⟨
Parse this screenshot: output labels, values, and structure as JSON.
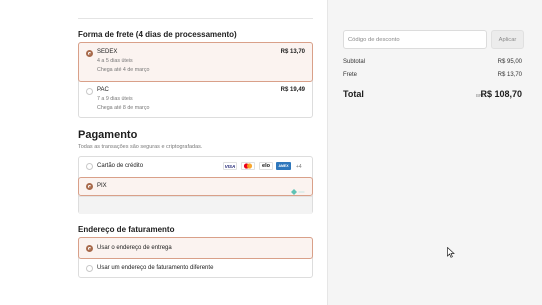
{
  "shipping": {
    "title": "Forma de frete (4 dias de processamento)",
    "options": [
      {
        "name": "SEDEX",
        "days": "4 a 5 dias úteis",
        "arrival": "Chega até 4 de março",
        "price": "R$ 13,70",
        "selected": true
      },
      {
        "name": "PAC",
        "days": "7 a 9 dias úteis",
        "arrival": "Chega até 8 de março",
        "price": "R$ 19,49",
        "selected": false
      }
    ]
  },
  "payment": {
    "title": "Pagamento",
    "subtitle": "Todas as transações são seguras e criptografadas.",
    "options": [
      {
        "label": "Cartão de crédito",
        "selected": false,
        "card_icons": [
          "visa-icon",
          "mastercard-icon",
          "elo-icon",
          "amex-icon"
        ],
        "cards": {
          "visa": "VISA",
          "elo": "elo",
          "amex": "AMEX"
        },
        "more": "+4"
      },
      {
        "label": "PIX",
        "selected": true,
        "icon": "pix-icon"
      }
    ]
  },
  "billing": {
    "title": "Endereço de faturamento",
    "options": [
      {
        "label": "Usar o endereço de entrega",
        "selected": true
      },
      {
        "label": "Usar um endereço de faturamento diferente",
        "selected": false
      }
    ]
  },
  "summary": {
    "discount_placeholder": "Código de desconto",
    "apply_label": "Aplicar",
    "subtotal_label": "Subtotal",
    "subtotal_value": "R$ 95,00",
    "shipping_label": "Frete",
    "shipping_value": "R$ 13,70",
    "total_label": "Total",
    "total_currency": "BRL",
    "total_value": "R$ 108,70"
  },
  "colors": {
    "accent": "#a86a4c",
    "selected_bg": "#fbf3f0",
    "selected_border": "#d9a089",
    "sidebar_bg": "#f5f5f5"
  }
}
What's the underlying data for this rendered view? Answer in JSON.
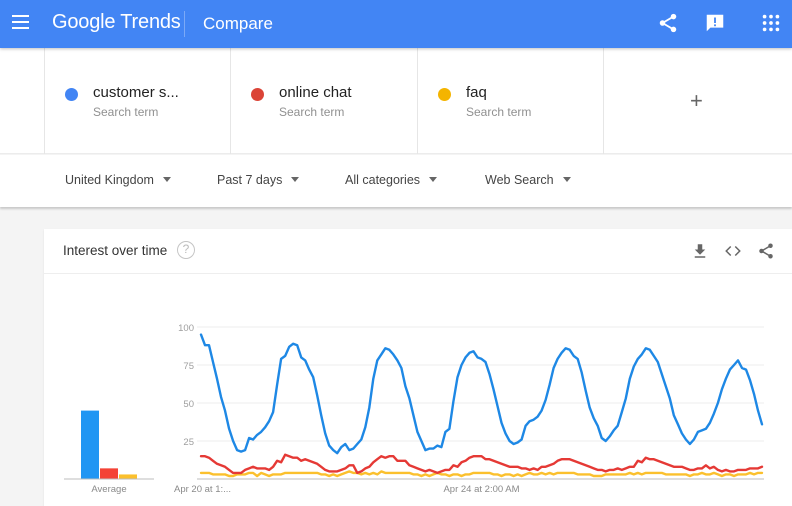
⟩
» **EXERCISE PROMPT**:
Scan the material above. Return every line containing the string "Usar".

» **CORRECT ANSWER**:
        "label": "Usar o endereço de entrega",
        "label": "Usar um endereço de faturamento diferente",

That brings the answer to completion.